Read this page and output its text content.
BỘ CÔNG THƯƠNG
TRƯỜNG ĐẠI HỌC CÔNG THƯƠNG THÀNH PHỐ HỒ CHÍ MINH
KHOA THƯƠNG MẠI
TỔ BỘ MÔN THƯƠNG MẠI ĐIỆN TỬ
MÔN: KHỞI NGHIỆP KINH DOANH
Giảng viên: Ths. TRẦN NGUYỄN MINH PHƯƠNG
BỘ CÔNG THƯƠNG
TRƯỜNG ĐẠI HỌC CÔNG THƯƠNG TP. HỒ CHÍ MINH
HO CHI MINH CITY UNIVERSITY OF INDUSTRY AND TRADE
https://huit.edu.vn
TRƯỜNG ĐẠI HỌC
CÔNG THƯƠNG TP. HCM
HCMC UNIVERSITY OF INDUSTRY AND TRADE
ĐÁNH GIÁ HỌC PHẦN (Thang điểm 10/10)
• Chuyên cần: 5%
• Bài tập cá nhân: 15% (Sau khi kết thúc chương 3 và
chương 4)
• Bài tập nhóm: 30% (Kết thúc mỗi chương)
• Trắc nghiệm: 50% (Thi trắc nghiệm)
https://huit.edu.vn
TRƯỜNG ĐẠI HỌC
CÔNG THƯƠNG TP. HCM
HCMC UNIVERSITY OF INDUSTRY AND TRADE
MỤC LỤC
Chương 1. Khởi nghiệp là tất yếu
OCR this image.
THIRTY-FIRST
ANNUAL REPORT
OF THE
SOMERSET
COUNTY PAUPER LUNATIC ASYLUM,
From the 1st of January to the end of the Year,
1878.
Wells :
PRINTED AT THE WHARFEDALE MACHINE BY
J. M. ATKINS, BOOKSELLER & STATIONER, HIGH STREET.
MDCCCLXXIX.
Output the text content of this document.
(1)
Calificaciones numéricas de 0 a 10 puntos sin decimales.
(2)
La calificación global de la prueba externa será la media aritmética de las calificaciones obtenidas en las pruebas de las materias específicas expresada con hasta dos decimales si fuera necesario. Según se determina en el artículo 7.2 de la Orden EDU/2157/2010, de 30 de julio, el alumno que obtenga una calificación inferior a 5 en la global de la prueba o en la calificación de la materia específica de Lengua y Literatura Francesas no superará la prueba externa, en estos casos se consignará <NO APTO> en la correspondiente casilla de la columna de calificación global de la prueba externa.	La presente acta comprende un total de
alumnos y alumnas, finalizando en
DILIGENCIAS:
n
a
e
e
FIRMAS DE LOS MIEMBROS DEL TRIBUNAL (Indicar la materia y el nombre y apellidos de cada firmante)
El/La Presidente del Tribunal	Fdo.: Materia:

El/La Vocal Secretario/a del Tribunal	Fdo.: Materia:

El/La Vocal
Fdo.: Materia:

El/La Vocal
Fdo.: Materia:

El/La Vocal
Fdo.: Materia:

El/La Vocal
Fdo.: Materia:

···

Set exercise
Produce a verbatim transcription of the entries above.

Output
Read this page and output its text content.
BỘ CÔNG THƯƠNG
TRƯỜNG ĐẠI HỌC CÔNG THƯƠNG THÀNH PHỐ HỒ CHÍ MINH
KHOA THƯƠNG MẠI
TỔ BỘ MÔN THƯƠNG MẠI ĐIỆN TỬ
MÔN: KHỞI NGHIỆP KINH DOANH
Giảng viên: Ths. TRẦN NGUYỄN MINH PHƯƠNG
BỘ CÔNG THƯƠNG
TRƯỜNG ĐẠI HỌC CÔNG THƯƠNG TP. HỒ CHÍ MINH
HO CHI MINH CITY UNIVERSITY OF INDUSTRY AND TRADE
https://huit.edu.vn
TRƯỜNG ĐẠI HỌC
CÔNG THƯƠNG TP. HCM
HCMC UNIVERSITY OF INDUSTRY AND TRADE
ĐÁNH GIÁ HỌC PHẦN (Thang điểm 10/10)
• Chuyên cần: 5%
• Bài tập cá nhân: 15% (Sau khi kết thúc chương 3 và
chương 4)
• Bài tập nhóm: 30% (Kết thúc mỗi chương)
• Trắc nghiệm: 50% (Thi trắc nghiệm)
https://huit.edu.vn
TRƯỜNG ĐẠI HỌC
CÔNG THƯƠNG TP. HCM
HCMC UNIVERSITY OF INDUSTRY AND TRADE
MỤC LỤC
Chương 1. Khởi nghiệp là tất yếu
OCR this image.
THIRTY-FIRST
ANNUAL REPORT
OF THE
SOMERSET
COUNTY PAUPER LUNATIC ASYLUM,
From the 1st of January to the end of the Year,
1878.
Wells :
PRINTED AT THE WHARFEDALE MACHINE BY
J. M. ATKINS, BOOKSELLER & STATIONER, HIGH STREET.
MDCCCLXXIX.
Output the text content of this document.
(1)
Calificaciones numéricas de 0 a 10 puntos sin decimales.
(2)
La calificación global de la prueba externa será la media aritmética de las calificaciones obtenidas en las pruebas de las materias específicas expresada con hasta dos decimales si fuera necesario. Según se determina en el artículo 7.2 de la Orden EDU/2157/2010, de 30 de julio, el alumno que obtenga una calificación inferior a 5 en la global de la prueba o en la calificación de la materia específica de Lengua y Literatura Francesas no superará la prueba externa, en estos casos se consignará <NO APTO> en la correspondiente casilla de la columna de calificación global de la prueba externa.	La presente acta comprende un total de
alumnos y alumnas, finalizando en
DILIGENCIAS:
n
a
e
e
FIRMAS DE LOS MIEMBROS DEL TRIBUNAL (Indicar la materia y el nombre y apellidos de cada firmante)
El/La Presidente del Tribunal	Fdo.: Materia:

El/La Vocal Secretario/a del Tribunal	Fdo.: Materia:

El/La Vocal
Fdo.: Materia:

El/La Vocal
Fdo.: Materia:

El/La Vocal
Fdo.: Materia:

El/La Vocal
Fdo.: Materia:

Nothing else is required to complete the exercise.